▶ **Exercise prompt**
Of the lines below, how many hold the string "this"? Give only the number.

▶ **Raw data**

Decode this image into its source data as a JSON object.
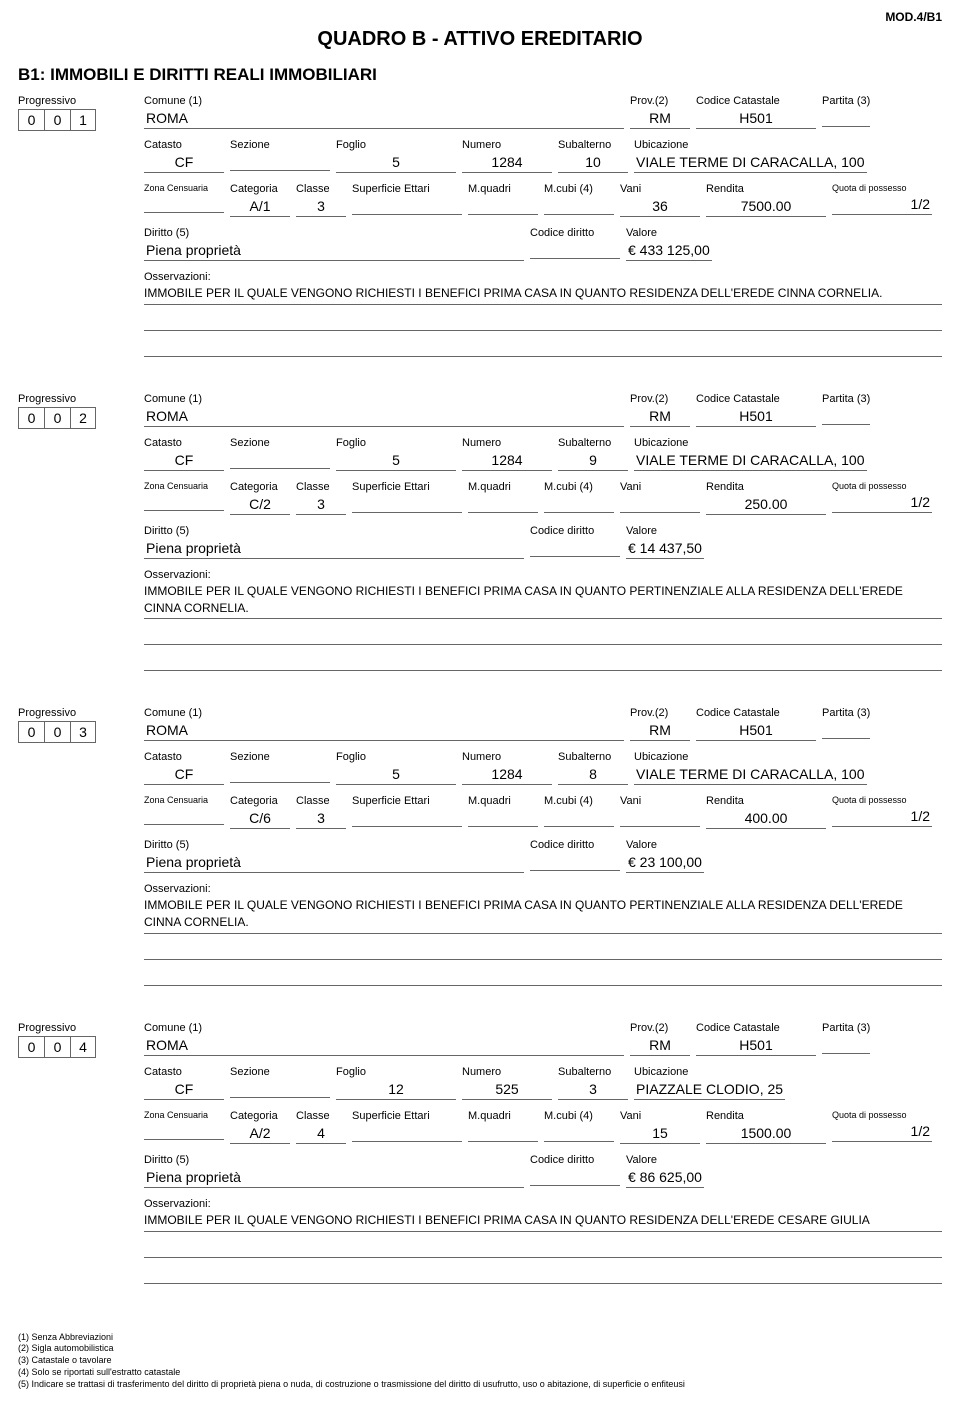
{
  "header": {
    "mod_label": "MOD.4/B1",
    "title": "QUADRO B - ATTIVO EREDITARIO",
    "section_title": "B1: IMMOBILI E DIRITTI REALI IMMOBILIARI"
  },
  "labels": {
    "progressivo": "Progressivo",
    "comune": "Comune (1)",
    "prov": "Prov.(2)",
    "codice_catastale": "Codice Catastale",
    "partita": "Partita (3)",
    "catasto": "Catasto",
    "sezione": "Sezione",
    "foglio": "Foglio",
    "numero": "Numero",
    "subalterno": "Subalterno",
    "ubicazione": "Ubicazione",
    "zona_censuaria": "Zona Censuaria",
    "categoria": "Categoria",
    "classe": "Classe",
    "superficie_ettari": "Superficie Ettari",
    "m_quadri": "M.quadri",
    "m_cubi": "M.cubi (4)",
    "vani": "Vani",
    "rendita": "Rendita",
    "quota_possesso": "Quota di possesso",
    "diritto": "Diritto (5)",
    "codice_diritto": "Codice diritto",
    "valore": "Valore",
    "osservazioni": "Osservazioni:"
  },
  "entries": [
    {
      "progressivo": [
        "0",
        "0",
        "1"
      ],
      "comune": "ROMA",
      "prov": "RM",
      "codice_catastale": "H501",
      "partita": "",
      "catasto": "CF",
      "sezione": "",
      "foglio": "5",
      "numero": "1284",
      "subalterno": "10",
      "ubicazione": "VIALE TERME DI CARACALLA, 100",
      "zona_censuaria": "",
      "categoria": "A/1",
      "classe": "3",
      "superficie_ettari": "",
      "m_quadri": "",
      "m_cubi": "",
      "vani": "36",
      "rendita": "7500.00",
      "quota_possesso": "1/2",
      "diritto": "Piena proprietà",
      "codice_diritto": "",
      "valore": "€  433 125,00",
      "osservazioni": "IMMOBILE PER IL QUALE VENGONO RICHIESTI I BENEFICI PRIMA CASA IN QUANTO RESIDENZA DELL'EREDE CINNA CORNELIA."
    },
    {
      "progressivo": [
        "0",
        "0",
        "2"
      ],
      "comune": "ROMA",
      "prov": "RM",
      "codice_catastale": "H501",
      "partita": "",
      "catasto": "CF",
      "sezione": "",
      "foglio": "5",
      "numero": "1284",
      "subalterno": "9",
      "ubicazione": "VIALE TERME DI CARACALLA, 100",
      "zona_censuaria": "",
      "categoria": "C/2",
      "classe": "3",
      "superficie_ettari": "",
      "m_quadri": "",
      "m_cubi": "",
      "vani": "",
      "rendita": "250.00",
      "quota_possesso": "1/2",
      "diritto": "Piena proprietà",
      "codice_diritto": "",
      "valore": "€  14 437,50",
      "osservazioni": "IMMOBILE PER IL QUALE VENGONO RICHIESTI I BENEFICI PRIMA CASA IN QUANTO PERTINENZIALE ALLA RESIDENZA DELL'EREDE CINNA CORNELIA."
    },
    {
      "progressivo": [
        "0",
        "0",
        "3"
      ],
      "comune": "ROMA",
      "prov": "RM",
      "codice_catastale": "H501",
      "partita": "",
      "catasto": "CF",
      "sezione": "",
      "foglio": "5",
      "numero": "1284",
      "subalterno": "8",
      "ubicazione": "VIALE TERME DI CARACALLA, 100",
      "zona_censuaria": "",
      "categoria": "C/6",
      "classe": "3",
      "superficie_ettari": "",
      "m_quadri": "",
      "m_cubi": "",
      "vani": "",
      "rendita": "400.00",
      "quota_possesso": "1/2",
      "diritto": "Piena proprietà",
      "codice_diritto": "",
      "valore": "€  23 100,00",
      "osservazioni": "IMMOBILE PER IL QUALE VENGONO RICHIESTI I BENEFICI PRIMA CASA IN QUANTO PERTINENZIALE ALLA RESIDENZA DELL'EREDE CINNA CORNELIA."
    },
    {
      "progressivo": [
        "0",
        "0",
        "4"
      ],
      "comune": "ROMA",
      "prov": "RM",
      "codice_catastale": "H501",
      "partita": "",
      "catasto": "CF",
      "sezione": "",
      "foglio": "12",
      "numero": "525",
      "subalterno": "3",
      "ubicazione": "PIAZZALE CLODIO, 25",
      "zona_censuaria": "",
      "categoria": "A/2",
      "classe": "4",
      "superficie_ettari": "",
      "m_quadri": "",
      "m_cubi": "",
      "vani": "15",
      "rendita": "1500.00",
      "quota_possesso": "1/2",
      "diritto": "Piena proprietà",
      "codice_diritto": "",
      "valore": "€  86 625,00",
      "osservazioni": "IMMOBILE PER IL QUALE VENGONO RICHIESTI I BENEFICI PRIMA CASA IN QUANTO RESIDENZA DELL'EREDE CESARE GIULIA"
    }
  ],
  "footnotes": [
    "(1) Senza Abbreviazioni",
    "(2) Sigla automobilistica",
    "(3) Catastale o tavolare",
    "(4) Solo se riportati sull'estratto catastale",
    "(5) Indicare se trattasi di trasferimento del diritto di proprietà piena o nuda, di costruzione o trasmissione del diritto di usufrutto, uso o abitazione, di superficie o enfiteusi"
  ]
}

---

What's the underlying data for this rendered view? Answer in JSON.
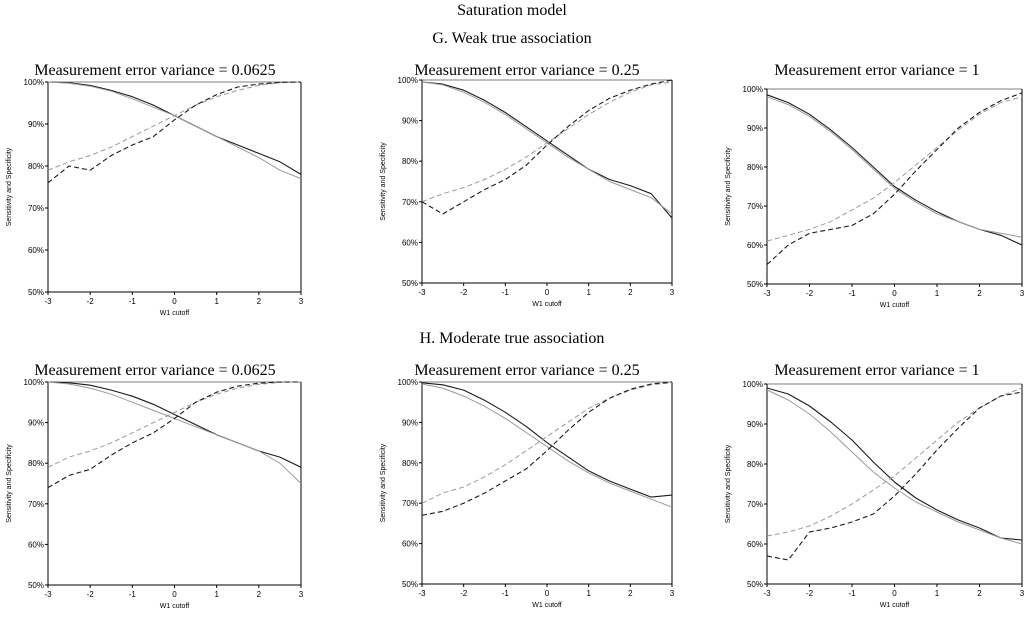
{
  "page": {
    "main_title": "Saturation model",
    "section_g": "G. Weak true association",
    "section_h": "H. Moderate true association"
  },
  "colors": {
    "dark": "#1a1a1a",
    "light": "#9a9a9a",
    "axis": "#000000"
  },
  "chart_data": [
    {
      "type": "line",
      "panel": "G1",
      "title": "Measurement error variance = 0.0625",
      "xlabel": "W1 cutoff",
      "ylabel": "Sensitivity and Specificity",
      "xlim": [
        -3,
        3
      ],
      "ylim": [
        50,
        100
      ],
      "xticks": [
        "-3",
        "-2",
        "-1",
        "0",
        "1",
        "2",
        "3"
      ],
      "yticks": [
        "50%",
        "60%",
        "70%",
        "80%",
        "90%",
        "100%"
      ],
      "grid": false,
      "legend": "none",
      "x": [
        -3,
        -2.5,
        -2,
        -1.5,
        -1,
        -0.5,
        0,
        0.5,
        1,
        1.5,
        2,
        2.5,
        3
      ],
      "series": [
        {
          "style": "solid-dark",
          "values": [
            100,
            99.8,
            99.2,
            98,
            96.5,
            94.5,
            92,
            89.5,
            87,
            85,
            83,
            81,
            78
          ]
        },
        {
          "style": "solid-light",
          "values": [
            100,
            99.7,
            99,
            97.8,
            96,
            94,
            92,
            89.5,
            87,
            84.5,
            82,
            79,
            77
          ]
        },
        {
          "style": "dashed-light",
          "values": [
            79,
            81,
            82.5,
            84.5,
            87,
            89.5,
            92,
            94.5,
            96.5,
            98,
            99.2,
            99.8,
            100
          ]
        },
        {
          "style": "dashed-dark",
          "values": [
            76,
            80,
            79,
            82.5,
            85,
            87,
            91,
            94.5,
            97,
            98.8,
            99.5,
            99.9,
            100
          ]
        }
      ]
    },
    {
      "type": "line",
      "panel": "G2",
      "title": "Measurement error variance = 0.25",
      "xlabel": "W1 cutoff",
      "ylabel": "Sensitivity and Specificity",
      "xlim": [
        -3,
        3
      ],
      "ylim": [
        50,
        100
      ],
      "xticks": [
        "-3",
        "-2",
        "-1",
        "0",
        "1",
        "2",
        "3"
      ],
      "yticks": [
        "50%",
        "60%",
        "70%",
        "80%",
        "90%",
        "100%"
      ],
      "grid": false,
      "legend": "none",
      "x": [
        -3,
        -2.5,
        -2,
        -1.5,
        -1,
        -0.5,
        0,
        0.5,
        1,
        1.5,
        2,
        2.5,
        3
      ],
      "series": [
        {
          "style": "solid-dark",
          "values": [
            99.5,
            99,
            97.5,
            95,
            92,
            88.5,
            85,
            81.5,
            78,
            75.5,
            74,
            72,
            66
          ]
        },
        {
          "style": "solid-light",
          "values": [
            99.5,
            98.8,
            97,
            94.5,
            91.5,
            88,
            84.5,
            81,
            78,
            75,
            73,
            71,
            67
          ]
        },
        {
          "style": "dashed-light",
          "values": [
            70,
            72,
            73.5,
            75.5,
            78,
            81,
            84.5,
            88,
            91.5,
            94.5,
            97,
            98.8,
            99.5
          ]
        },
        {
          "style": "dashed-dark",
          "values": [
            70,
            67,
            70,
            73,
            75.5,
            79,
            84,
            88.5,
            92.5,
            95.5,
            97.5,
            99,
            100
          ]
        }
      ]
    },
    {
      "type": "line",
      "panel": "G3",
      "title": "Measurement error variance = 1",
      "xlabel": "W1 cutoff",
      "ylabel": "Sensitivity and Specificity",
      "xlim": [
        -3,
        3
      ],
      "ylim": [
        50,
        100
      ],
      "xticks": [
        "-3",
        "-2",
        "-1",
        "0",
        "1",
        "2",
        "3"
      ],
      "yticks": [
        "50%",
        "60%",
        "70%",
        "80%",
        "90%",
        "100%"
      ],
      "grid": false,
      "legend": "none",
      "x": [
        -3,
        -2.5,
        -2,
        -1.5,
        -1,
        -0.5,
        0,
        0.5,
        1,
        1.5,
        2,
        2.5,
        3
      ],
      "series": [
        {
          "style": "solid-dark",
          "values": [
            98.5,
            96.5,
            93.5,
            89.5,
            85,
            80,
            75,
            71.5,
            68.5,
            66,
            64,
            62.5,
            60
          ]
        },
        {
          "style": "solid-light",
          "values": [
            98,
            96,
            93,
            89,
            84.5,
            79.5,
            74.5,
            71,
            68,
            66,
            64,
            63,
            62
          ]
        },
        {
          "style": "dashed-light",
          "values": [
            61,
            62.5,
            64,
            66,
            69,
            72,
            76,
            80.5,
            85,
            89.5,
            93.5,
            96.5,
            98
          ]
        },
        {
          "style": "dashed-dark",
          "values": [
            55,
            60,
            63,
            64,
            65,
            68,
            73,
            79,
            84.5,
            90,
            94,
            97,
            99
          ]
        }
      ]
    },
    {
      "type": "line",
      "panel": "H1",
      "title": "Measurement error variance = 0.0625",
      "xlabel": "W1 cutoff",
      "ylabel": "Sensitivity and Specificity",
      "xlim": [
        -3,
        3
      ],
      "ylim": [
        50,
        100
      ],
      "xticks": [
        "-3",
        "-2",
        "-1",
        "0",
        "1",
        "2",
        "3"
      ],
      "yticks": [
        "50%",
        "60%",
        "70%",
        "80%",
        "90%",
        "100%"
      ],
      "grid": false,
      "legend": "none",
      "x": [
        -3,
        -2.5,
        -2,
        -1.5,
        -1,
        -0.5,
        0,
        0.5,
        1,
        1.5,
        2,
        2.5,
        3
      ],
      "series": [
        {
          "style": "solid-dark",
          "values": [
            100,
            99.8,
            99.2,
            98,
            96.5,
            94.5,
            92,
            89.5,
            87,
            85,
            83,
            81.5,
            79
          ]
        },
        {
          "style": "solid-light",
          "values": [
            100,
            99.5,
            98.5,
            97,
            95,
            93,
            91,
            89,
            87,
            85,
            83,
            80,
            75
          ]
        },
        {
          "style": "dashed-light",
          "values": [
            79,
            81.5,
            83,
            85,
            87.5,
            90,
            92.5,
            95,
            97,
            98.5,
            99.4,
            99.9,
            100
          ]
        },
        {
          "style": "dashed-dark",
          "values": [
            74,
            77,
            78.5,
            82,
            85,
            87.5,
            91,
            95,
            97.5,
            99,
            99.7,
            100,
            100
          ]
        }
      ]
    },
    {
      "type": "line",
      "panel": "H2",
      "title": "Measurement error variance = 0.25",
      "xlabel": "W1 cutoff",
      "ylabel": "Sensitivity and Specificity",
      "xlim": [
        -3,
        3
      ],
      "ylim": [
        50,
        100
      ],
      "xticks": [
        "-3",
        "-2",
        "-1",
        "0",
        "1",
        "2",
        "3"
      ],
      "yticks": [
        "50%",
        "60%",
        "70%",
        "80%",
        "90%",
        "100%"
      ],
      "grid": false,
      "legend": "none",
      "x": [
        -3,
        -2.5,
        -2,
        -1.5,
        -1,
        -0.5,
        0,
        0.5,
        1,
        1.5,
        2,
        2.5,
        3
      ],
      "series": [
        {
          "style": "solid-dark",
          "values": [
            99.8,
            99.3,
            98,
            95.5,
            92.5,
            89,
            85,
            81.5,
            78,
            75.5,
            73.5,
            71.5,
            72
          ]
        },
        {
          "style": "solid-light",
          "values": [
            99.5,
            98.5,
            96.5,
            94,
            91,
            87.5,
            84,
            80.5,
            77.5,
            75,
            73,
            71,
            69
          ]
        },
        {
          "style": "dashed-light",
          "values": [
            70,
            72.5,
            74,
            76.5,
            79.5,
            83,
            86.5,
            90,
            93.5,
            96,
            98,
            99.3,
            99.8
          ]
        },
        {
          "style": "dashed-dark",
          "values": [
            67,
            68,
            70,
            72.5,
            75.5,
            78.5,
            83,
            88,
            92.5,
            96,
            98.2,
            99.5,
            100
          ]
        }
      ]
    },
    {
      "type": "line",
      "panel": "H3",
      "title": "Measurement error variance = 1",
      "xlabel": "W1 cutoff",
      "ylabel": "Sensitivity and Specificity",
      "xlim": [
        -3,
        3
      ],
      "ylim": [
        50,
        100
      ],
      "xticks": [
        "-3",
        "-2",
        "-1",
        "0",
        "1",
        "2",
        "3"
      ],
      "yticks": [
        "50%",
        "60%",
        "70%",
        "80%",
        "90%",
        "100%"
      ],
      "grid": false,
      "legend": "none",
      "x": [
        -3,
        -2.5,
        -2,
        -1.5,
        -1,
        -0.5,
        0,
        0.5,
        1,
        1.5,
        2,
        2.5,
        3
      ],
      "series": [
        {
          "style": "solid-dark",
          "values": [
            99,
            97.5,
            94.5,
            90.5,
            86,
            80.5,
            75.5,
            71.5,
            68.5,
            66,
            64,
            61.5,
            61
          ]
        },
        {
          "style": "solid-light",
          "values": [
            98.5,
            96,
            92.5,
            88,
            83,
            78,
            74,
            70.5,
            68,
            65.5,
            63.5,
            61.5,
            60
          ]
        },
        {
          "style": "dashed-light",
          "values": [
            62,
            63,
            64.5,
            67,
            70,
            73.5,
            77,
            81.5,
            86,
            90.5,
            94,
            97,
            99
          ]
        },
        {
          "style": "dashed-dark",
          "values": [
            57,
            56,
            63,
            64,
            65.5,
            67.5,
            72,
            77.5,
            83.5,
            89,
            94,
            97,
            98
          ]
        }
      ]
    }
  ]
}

▶ **Solution to the problem**
2